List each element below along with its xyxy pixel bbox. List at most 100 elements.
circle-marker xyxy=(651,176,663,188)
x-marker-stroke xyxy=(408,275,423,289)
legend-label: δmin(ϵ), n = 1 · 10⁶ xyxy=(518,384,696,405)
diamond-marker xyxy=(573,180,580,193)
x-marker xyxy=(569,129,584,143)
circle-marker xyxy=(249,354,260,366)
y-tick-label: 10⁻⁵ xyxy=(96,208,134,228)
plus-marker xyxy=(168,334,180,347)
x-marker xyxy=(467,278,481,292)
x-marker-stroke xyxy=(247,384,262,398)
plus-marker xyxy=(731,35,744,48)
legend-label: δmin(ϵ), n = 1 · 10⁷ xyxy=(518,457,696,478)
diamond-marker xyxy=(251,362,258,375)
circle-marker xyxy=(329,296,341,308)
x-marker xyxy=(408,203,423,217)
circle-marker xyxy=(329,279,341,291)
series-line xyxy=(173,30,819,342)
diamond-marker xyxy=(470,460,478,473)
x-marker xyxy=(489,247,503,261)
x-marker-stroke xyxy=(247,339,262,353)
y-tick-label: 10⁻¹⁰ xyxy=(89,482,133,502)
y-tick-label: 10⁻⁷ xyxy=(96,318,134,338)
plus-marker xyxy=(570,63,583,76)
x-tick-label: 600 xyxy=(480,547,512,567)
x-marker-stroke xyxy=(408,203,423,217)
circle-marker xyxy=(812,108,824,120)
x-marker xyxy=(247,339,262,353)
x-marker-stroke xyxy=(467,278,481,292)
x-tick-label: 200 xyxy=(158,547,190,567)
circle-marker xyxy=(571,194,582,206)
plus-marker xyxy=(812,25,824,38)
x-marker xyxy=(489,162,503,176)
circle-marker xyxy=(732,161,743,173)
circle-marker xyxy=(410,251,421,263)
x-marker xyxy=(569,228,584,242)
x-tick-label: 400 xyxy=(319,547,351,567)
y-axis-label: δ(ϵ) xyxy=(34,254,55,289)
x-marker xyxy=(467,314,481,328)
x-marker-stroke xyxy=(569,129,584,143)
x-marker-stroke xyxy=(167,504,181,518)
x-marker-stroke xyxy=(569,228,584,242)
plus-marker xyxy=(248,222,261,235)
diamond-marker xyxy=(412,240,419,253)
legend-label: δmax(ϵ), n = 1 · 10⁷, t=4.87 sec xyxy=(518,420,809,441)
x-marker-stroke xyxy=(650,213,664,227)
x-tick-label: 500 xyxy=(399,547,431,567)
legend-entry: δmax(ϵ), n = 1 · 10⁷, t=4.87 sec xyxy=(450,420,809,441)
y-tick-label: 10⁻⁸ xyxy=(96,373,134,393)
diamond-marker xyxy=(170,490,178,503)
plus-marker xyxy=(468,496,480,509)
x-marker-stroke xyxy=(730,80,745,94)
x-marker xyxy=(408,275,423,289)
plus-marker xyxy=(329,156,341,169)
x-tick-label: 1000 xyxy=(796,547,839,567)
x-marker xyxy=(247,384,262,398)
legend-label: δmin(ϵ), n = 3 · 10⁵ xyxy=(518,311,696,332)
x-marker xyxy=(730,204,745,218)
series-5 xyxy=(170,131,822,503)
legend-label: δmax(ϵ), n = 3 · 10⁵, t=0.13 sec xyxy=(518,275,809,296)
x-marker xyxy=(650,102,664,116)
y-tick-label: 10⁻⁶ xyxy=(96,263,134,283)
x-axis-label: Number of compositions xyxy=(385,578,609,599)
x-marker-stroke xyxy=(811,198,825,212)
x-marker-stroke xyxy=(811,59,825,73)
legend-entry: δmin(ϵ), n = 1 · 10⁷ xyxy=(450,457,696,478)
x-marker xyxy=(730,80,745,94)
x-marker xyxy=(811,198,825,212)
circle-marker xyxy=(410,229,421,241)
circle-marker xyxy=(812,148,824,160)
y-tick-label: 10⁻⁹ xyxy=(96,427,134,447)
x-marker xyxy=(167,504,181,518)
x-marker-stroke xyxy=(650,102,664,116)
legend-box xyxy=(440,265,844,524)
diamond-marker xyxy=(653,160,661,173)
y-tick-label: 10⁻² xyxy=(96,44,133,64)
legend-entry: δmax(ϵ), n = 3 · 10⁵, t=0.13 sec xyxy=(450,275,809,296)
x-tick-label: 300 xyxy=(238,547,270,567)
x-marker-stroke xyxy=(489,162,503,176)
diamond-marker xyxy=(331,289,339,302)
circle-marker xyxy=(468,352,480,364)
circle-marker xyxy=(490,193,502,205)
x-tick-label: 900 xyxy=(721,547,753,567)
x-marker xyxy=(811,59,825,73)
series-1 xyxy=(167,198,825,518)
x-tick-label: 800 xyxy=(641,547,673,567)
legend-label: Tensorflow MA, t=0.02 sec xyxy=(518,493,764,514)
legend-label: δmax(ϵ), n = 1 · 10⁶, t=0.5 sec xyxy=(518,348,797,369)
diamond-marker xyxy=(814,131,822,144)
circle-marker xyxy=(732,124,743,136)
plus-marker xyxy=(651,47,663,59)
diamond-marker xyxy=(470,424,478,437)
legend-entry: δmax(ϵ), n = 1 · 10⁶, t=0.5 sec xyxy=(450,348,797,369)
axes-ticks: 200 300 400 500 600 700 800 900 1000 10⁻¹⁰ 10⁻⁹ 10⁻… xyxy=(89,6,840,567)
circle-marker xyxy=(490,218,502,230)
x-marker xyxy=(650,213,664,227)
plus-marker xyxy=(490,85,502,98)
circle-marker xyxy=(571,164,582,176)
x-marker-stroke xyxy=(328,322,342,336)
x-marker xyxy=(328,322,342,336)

· · ·

Продублируйте строки материала без изменений: с самого начала и до строки с "plus-marker xyxy=(168,334,180,347)" включительно.

List each element below along with its xyxy pixel bbox. List at most 100 elements.
circle-marker xyxy=(651,176,663,188)
x-marker-stroke xyxy=(408,275,423,289)
legend-label: δmin(ϵ), n = 1 · 10⁶ xyxy=(518,384,696,405)
diamond-marker xyxy=(573,180,580,193)
x-marker xyxy=(569,129,584,143)
circle-marker xyxy=(249,354,260,366)
y-tick-label: 10⁻⁵ xyxy=(96,208,134,228)
plus-marker xyxy=(168,334,180,347)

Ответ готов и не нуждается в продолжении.